• **To do**:
Repeat the records below exactly, leaving out any pictures.

━━━━━ Material shown

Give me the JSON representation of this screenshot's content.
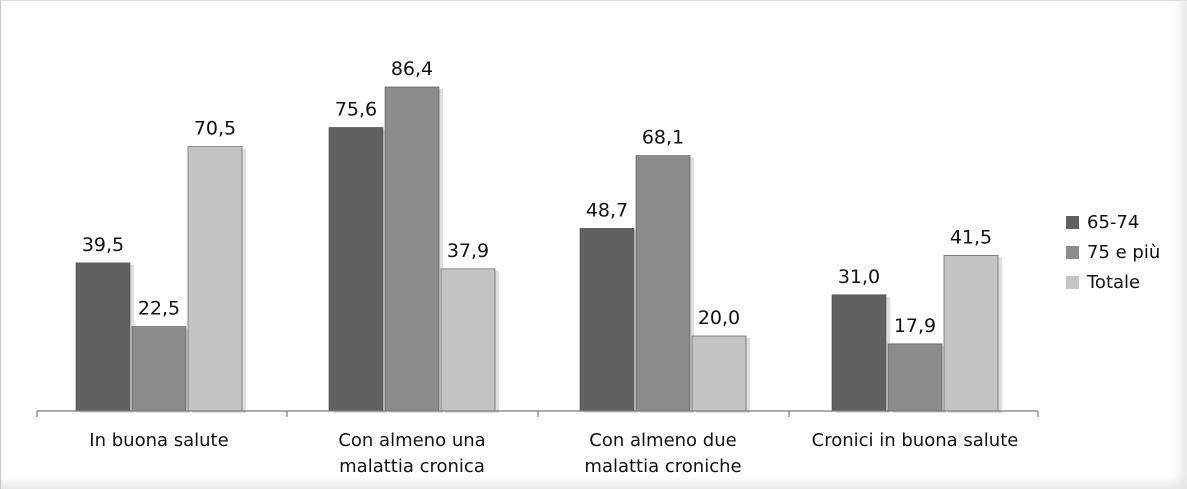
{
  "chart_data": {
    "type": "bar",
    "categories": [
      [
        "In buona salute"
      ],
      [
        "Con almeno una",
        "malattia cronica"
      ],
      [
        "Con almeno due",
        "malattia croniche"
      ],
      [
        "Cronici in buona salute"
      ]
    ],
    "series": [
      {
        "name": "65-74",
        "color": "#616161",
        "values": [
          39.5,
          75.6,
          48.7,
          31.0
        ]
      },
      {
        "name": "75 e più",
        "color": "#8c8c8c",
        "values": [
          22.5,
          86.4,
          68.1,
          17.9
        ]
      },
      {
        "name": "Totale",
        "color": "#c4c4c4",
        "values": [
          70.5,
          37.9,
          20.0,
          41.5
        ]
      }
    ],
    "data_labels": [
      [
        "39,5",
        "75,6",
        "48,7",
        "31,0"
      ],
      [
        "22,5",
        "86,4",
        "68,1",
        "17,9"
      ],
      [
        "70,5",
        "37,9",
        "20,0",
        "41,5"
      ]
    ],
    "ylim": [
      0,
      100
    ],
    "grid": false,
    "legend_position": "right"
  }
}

━━━━━━━━━━

• **Reply**:
Give me the JSON representation of this screenshot's content.
{
  "chart_data": {
    "type": "bar",
    "categories": [
      [
        "In buona salute"
      ],
      [
        "Con almeno una",
        "malattia cronica"
      ],
      [
        "Con almeno due",
        "malattia croniche"
      ],
      [
        "Cronici in buona salute"
      ]
    ],
    "series": [
      {
        "name": "65-74",
        "color": "#616161",
        "values": [
          39.5,
          75.6,
          48.7,
          31.0
        ]
      },
      {
        "name": "75 e più",
        "color": "#8c8c8c",
        "values": [
          22.5,
          86.4,
          68.1,
          17.9
        ]
      },
      {
        "name": "Totale",
        "color": "#c4c4c4",
        "values": [
          70.5,
          37.9,
          20.0,
          41.5
        ]
      }
    ],
    "data_labels": [
      [
        "39,5",
        "75,6",
        "48,7",
        "31,0"
      ],
      [
        "22,5",
        "86,4",
        "68,1",
        "17,9"
      ],
      [
        "70,5",
        "37,9",
        "20,0",
        "41,5"
      ]
    ],
    "ylim": [
      0,
      100
    ],
    "grid": false,
    "legend_position": "right"
  }
}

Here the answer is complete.